__Prompt__.
Search the material for the word "Units" and copy each line that holds it.

__Source records__.

'''

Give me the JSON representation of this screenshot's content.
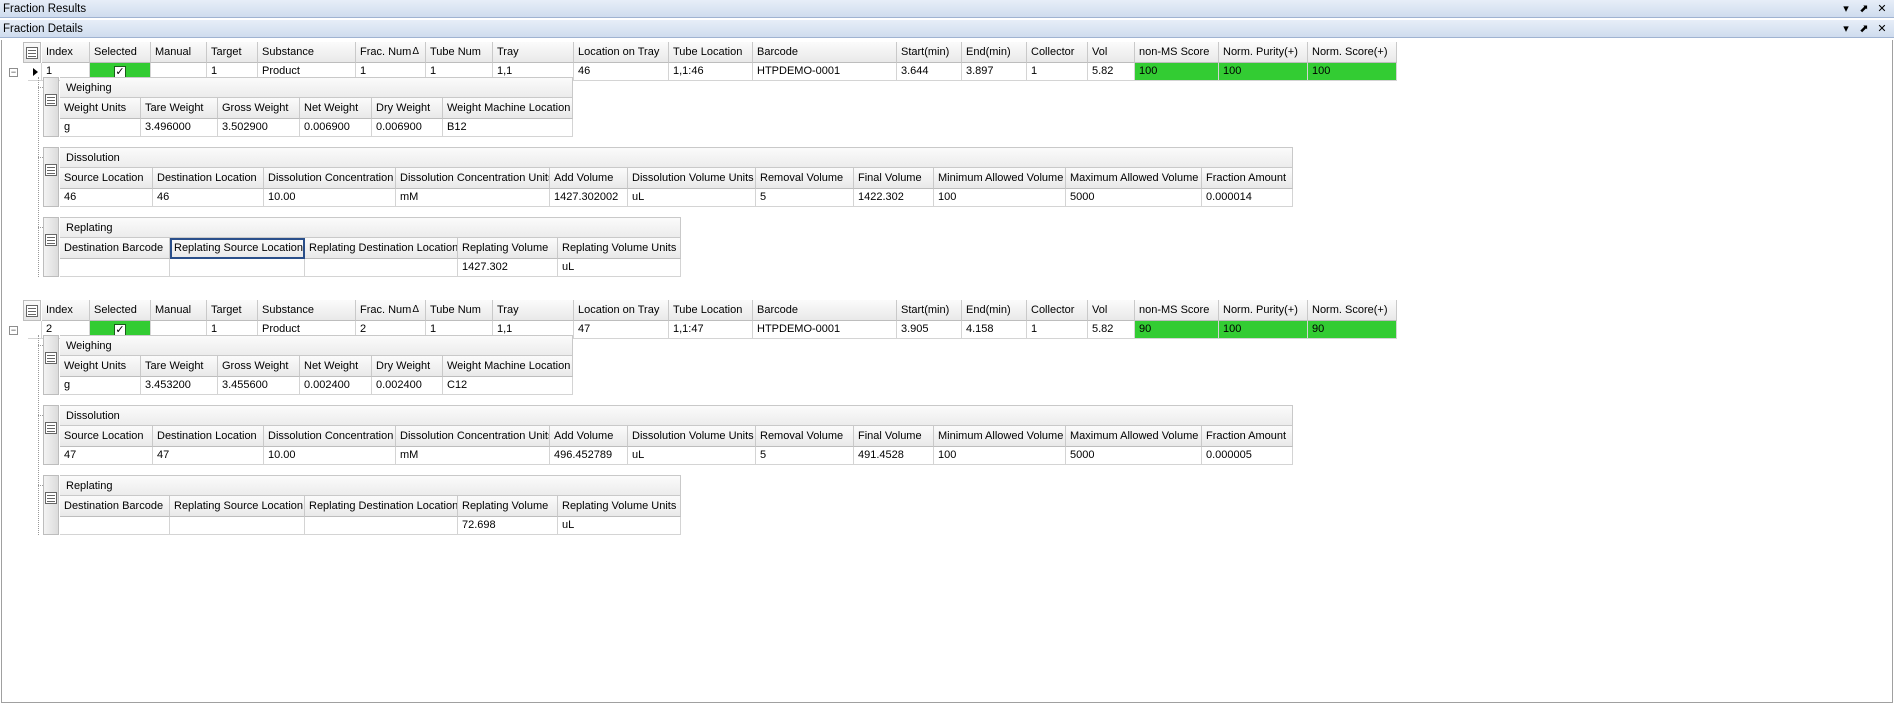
{
  "panels": {
    "outer_title": "Fraction Results",
    "inner_title": "Fraction Details",
    "pin_glyph": "▾",
    "dock_glyph": "⬈",
    "close_glyph": "✕"
  },
  "main_columns": [
    "Index",
    "Selected",
    "Manual",
    "Target",
    "Substance",
    "Frac. Num",
    "Tube Num",
    "Tray",
    "Location on Tray",
    "Tube Location",
    "Barcode",
    "Start(min)",
    "End(min)",
    "Collector",
    "Vol",
    "non-MS Score",
    "Norm. Purity(+)",
    "Norm. Score(+)"
  ],
  "sort_indicator": "Δ",
  "weighing": {
    "title": "Weighing",
    "columns": [
      "Weight Units",
      "Tare Weight",
      "Gross Weight",
      "Net Weight",
      "Dry Weight",
      "Weight Machine Location"
    ]
  },
  "dissolution": {
    "title": "Dissolution",
    "columns": [
      "Source Location",
      "Destination Location",
      "Dissolution Concentration",
      "Dissolution Concentration Units",
      "Add Volume",
      "Dissolution Volume Units",
      "Removal Volume",
      "Final Volume",
      "Minimum Allowed Volume",
      "Maximum Allowed Volume",
      "Fraction Amount"
    ]
  },
  "replating": {
    "title": "Replating",
    "columns": [
      "Destination Barcode",
      "Replating Source Location",
      "Replating Destination Location",
      "Replating Volume",
      "Replating Volume Units"
    ]
  },
  "fractions": [
    {
      "main": [
        "1",
        "",
        "",
        "1",
        "Product",
        "1",
        "1",
        "1,1",
        "46",
        "1,1:46",
        "HTPDEMO-0001",
        "3.644",
        "3.897",
        "1",
        "5.82",
        "100",
        "100",
        "100"
      ],
      "weighing": [
        "g",
        "3.496000",
        "3.502900",
        "0.006900",
        "0.006900",
        "B12"
      ],
      "dissolution": [
        "46",
        "46",
        "10.00",
        "mM",
        "1427.302002",
        "uL",
        "5",
        "1422.302",
        "100",
        "5000",
        "0.000014"
      ],
      "replating": [
        "",
        "",
        "",
        "1427.302",
        "uL"
      ]
    },
    {
      "main": [
        "2",
        "",
        "",
        "1",
        "Product",
        "2",
        "1",
        "1,1",
        "47",
        "1,1:47",
        "HTPDEMO-0001",
        "3.905",
        "4.158",
        "1",
        "5.82",
        "90",
        "100",
        "90"
      ],
      "weighing": [
        "g",
        "3.453200",
        "3.455600",
        "0.002400",
        "0.002400",
        "C12"
      ],
      "dissolution": [
        "47",
        "47",
        "10.00",
        "mM",
        "496.452789",
        "uL",
        "5",
        "491.4528",
        "100",
        "5000",
        "0.000005"
      ],
      "replating": [
        "",
        "",
        "",
        "72.698",
        "uL"
      ]
    }
  ],
  "colors": {
    "score_green": "#33cc33",
    "selected_green": "#33cc33"
  }
}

'''

__Solution for this problem__.
      "Weight Units",
      "Dissolution Concentration Units",
      "Dissolution Volume Units",
      "Replating Volume Units"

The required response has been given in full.